> [Saved data entries]
_ _ _ _ _ _ _

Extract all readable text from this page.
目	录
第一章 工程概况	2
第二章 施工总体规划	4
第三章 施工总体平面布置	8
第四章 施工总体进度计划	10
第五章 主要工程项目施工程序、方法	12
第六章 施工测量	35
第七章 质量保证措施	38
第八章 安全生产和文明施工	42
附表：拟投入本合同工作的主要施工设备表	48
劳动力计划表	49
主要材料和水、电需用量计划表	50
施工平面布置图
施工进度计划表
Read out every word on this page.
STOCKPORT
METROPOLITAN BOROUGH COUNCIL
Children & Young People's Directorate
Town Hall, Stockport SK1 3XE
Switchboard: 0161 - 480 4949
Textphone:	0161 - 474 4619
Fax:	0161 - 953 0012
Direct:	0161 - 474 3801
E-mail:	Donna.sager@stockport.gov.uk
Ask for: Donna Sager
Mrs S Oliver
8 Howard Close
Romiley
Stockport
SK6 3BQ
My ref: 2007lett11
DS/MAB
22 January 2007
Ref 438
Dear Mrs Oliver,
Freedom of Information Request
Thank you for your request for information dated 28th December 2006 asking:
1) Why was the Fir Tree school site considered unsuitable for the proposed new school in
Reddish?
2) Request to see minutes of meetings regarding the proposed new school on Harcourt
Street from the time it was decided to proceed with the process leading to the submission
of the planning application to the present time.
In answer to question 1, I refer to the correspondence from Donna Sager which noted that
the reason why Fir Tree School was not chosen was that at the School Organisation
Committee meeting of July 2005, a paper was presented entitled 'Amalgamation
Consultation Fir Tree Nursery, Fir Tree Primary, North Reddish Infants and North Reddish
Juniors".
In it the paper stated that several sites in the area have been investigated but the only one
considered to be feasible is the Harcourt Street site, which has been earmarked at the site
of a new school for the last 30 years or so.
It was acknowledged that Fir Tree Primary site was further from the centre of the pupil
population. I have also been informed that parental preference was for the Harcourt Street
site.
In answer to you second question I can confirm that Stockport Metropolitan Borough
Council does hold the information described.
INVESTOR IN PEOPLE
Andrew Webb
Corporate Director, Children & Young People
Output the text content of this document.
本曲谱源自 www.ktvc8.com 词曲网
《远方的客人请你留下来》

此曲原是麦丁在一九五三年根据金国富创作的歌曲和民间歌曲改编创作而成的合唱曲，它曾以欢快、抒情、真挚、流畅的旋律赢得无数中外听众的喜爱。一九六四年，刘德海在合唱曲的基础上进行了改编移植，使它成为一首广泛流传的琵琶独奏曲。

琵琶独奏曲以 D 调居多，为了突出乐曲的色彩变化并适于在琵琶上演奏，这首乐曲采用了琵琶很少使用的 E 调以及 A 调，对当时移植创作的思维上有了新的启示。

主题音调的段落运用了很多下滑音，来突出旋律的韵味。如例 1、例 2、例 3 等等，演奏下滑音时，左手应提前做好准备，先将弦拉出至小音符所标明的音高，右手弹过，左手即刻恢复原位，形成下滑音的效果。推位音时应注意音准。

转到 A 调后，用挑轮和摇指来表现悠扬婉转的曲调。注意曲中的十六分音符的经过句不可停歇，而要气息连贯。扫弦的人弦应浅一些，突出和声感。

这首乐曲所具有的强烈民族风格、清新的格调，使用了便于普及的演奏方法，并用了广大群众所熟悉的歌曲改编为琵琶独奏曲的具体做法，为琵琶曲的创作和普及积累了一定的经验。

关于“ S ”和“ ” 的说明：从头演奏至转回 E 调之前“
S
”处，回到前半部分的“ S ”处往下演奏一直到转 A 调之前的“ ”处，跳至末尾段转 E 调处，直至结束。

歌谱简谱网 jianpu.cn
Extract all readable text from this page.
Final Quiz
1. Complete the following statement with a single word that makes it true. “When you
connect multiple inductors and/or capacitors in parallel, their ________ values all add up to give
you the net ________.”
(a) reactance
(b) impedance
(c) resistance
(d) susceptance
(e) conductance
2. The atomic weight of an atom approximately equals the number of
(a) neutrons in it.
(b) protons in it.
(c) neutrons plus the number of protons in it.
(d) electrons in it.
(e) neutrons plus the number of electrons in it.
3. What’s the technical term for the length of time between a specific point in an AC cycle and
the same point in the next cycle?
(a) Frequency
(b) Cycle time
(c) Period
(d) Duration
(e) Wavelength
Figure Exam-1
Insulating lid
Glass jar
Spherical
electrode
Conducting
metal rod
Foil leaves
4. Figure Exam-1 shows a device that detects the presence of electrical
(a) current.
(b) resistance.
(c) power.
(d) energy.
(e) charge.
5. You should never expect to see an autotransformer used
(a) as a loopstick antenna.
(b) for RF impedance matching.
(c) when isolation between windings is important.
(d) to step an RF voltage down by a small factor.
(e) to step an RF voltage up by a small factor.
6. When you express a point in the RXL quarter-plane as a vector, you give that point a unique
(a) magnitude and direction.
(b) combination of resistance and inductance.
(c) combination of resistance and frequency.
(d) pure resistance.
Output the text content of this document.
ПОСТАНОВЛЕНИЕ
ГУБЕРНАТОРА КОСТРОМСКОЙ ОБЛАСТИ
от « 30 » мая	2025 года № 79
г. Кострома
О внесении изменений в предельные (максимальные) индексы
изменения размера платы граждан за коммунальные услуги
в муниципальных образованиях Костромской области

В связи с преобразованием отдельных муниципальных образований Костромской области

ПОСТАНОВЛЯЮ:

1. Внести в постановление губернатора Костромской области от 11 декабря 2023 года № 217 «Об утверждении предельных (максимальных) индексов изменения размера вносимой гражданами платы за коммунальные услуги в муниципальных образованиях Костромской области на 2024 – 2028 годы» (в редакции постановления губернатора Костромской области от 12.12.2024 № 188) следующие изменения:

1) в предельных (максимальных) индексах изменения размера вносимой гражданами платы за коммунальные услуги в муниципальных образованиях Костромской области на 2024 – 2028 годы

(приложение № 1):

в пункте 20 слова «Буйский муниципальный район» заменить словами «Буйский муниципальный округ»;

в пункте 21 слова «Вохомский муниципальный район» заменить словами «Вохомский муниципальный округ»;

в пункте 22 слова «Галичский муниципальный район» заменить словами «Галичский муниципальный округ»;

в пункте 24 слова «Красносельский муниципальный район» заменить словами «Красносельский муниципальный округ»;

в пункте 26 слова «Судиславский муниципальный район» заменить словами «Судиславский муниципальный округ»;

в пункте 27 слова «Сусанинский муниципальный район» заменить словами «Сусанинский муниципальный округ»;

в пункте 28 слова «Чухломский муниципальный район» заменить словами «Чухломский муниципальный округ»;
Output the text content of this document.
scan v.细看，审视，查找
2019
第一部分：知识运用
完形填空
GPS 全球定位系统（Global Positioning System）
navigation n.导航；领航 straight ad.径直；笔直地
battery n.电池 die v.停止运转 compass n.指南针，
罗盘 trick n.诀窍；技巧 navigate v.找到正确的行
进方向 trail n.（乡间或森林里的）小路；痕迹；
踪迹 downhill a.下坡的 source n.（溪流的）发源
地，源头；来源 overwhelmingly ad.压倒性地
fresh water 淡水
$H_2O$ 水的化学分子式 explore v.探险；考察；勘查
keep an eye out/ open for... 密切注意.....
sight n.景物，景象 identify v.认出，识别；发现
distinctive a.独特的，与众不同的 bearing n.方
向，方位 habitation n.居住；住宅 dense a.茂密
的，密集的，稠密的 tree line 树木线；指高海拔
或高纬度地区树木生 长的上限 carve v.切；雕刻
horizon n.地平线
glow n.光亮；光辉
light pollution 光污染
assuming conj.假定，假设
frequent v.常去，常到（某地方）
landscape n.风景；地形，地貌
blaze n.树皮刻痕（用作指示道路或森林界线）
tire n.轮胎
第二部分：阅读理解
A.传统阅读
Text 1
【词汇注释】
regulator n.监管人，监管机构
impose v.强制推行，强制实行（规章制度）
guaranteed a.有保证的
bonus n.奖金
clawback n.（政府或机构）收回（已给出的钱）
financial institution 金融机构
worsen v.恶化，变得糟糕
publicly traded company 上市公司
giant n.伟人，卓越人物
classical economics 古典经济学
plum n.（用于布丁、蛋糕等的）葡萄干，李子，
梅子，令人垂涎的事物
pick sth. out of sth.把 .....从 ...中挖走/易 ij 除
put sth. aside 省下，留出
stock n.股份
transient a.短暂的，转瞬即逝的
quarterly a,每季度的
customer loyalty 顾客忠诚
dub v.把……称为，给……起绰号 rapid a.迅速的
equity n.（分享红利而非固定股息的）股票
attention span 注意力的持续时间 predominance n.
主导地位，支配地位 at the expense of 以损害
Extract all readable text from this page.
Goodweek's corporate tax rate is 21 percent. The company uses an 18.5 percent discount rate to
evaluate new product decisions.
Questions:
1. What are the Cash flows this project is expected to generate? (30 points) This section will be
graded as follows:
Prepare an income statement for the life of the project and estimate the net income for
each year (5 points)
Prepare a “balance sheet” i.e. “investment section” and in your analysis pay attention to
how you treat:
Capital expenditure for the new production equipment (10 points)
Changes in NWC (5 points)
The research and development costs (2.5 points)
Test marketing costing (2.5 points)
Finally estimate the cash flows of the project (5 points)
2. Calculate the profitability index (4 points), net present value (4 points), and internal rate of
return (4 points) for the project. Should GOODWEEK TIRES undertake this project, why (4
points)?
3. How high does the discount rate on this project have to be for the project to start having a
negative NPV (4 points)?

_ _ _ _ _ _ _

Copy out each line that contains the word "flows".

1. What are the Cash flows this project is expected to generate? (30 points) This section will be
Finally estimate the cash flows of the project (5 points)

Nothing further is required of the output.